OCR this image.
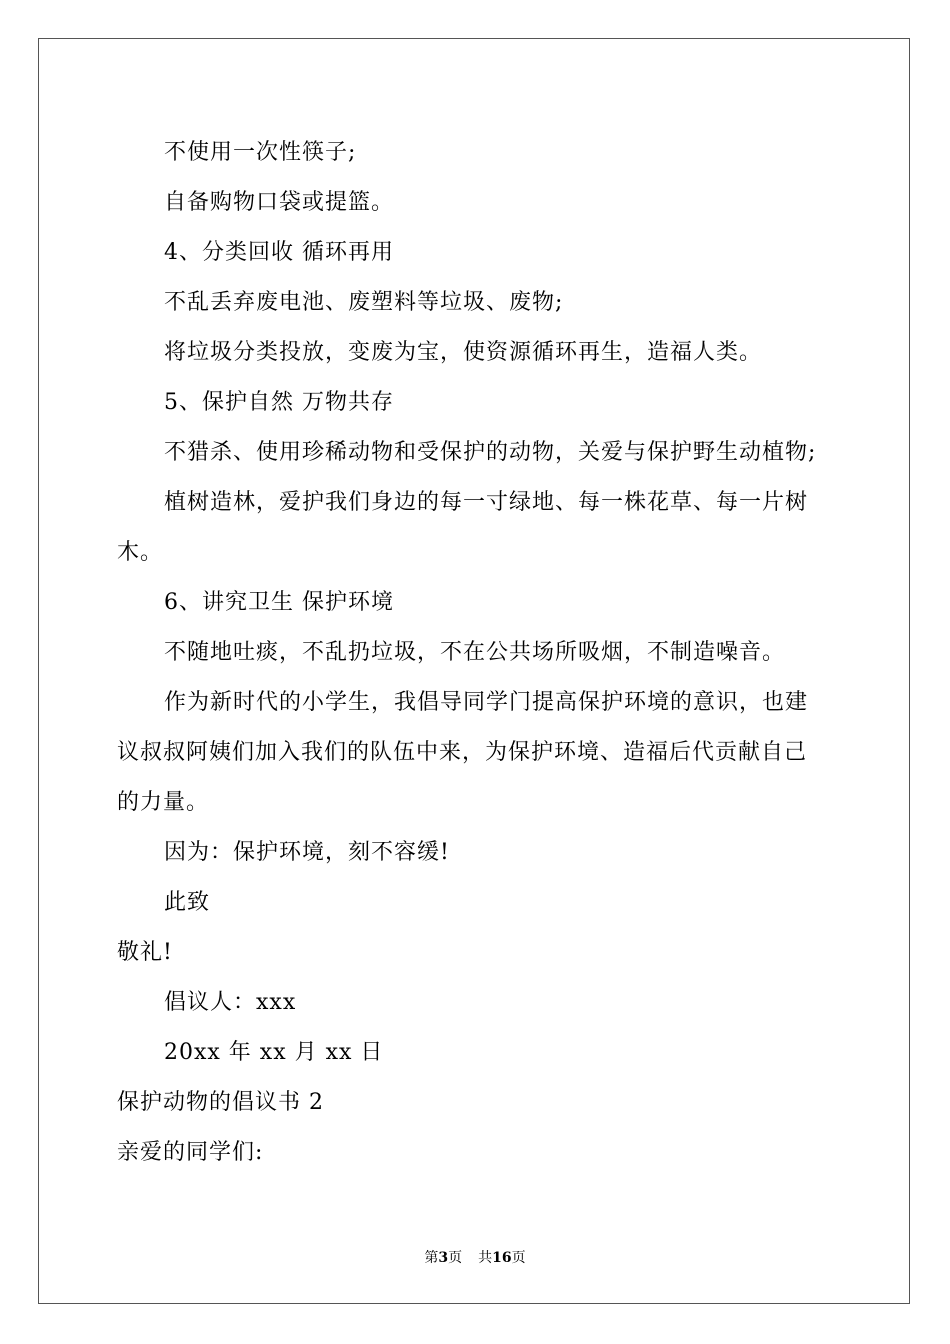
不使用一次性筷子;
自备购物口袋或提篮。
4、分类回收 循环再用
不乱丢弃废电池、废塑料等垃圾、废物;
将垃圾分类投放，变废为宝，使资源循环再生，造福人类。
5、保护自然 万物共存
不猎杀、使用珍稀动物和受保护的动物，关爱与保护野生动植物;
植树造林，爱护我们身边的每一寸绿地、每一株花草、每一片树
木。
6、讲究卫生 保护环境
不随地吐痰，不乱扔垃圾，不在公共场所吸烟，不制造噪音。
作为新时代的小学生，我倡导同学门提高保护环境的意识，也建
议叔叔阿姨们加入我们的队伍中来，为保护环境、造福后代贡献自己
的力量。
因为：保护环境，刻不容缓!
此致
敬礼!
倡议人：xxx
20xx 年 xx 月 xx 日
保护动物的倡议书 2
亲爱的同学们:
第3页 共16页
:::
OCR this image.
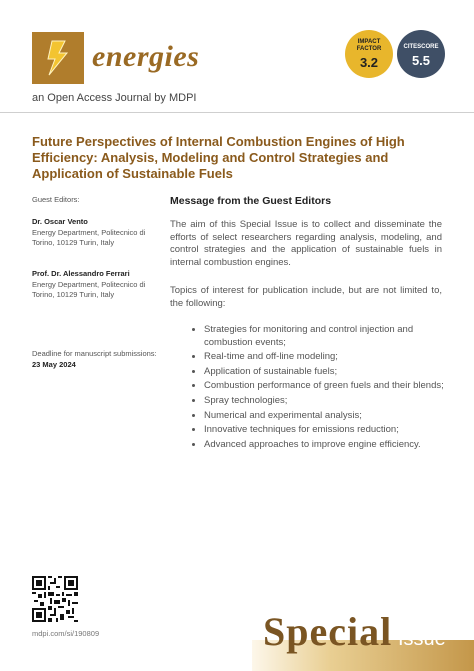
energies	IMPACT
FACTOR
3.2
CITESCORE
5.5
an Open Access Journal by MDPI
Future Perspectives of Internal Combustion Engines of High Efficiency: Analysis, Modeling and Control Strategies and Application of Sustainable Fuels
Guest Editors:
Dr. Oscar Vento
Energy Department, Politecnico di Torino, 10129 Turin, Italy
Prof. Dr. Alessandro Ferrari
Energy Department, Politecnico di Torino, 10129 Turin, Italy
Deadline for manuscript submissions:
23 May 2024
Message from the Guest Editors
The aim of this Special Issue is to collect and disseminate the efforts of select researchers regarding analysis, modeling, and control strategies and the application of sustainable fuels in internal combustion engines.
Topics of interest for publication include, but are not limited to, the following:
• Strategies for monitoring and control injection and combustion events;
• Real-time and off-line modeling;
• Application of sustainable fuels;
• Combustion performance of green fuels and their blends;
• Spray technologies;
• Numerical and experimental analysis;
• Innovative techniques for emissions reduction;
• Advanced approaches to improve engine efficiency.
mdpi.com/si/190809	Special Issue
:::
#### Task statement
Identify each line in the entries with the word "Issue" and copy it.

#### Output of the exercise
The aim of this Special Issue is to collect and disseminate the efforts of select researchers regarding analysis, modeling, and control strategies and the application of sustainable fuels in internal combustion engines.
mdpi.com/si/190809	Special Issue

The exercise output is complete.